Below are some records; reproduce every one of them exactly.

* **MATERIAL SHOWN**:
##########

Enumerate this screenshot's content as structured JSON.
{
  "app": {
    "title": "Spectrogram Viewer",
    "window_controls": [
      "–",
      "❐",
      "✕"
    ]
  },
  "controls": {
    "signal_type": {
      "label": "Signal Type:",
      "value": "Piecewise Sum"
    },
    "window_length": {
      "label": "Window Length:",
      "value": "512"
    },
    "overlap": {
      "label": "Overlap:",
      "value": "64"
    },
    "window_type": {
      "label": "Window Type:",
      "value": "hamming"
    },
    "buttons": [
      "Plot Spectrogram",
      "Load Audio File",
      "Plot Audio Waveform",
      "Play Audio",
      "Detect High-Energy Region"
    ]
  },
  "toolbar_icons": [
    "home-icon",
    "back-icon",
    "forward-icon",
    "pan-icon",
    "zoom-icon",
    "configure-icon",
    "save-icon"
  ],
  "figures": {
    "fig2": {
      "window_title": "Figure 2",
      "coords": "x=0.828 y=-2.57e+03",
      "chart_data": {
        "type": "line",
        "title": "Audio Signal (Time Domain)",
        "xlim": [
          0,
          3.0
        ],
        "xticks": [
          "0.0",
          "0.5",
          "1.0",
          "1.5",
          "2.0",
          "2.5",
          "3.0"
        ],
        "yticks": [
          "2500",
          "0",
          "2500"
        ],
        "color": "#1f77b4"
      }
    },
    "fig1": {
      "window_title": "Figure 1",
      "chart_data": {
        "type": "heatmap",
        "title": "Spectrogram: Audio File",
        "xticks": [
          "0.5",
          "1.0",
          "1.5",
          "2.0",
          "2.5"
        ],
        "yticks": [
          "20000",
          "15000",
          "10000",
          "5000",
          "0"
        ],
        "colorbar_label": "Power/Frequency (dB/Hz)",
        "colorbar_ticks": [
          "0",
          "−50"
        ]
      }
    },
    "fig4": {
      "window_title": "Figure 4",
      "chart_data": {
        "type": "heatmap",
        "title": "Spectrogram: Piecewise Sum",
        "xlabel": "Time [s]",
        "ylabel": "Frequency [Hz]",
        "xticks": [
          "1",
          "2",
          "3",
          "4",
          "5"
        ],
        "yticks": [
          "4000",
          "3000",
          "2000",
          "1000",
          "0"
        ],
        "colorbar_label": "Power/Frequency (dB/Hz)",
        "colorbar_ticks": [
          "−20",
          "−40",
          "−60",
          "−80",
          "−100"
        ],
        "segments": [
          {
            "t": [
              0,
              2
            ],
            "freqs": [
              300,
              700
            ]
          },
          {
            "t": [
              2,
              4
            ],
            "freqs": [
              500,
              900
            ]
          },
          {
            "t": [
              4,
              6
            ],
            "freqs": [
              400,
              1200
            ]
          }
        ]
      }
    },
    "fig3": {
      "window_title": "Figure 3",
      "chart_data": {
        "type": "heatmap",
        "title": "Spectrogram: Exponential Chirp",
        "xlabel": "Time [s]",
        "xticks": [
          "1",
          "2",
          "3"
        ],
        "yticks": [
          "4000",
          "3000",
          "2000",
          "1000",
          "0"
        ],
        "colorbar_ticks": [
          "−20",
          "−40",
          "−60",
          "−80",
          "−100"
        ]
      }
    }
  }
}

##########

* **REPLY**:
Enumerate this screenshot's content as structured JSON.
{
  "app": {
    "title": "Spectrogram Viewer",
    "window_controls": [
      "–",
      "❐",
      "✕"
    ]
  },
  "controls": {
    "signal_type": {
      "label": "Signal Type:",
      "value": "Piecewise Sum"
    },
    "window_length": {
      "label": "Window Length:",
      "value": "512"
    },
    "overlap": {
      "label": "Overlap:",
      "value": "64"
    },
    "window_type": {
      "label": "Window Type:",
      "value": "hamming"
    },
    "buttons": [
      "Plot Spectrogram",
      "Load Audio File",
      "Plot Audio Waveform",
      "Play Audio",
      "Detect High-Energy Region"
    ]
  },
  "toolbar_icons": [
    "home-icon",
    "back-icon",
    "forward-icon",
    "pan-icon",
    "zoom-icon",
    "configure-icon",
    "save-icon"
  ],
  "figures": {
    "fig2": {
      "window_title": "Figure 2",
      "coords": "x=0.828 y=-2.57e+03",
      "chart_data": {
        "type": "line",
        "title": "Audio Signal (Time Domain)",
        "xlim": [
          0,
          3.0
        ],
        "xticks": [
          "0.0",
          "0.5",
          "1.0",
          "1.5",
          "2.0",
          "2.5",
          "3.0"
        ],
        "yticks": [
          "2500",
          "0",
          "2500"
        ],
        "color": "#1f77b4"
      }
    },
    "fig1": {
      "window_title": "Figure 1",
      "chart_data": {
        "type": "heatmap",
        "title": "Spectrogram: Audio File",
        "xticks": [
          "0.5",
          "1.0",
          "1.5",
          "2.0",
          "2.5"
        ],
        "yticks": [
          "20000",
          "15000",
          "10000",
          "5000",
          "0"
        ],
        "colorbar_label": "Power/Frequency (dB/Hz)",
        "colorbar_ticks": [
          "0",
          "−50"
        ]
      }
    },
    "fig4": {
      "window_title": "Figure 4",
      "chart_data": {
        "type": "heatmap",
        "title": "Spectrogram: Piecewise Sum",
        "xlabel": "Time [s]",
        "ylabel": "Frequency [Hz]",
        "xticks": [
          "1",
          "2",
          "3",
          "4",
          "5"
        ],
        "yticks": [
          "4000",
          "3000",
          "2000",
          "1000",
          "0"
        ],
        "colorbar_label": "Power/Frequency (dB/Hz)",
        "colorbar_ticks": [
          "−20",
          "−40",
          "−60",
          "−80",
          "−100"
        ],
        "segments": [
          {
            "t": [
              0,
              2
            ],
            "freqs": [
              300,
              700
            ]
          },
          {
            "t": [
              2,
              4
            ],
            "freqs": [
              500,
              900
            ]
          },
          {
            "t": [
              4,
              6
            ],
            "freqs": [
              400,
              1200
            ]
          }
        ]
      }
    },
    "fig3": {
      "window_title": "Figure 3",
      "chart_data": {
        "type": "heatmap",
        "title": "Spectrogram: Exponential Chirp",
        "xlabel": "Time [s]",
        "xticks": [
          "1",
          "2",
          "3"
        ],
        "yticks": [
          "4000",
          "3000",
          "2000",
          "1000",
          "0"
        ],
        "colorbar_ticks": [
          "−20",
          "−40",
          "−60",
          "−80",
          "−100"
        ]
      }
    }
  }
}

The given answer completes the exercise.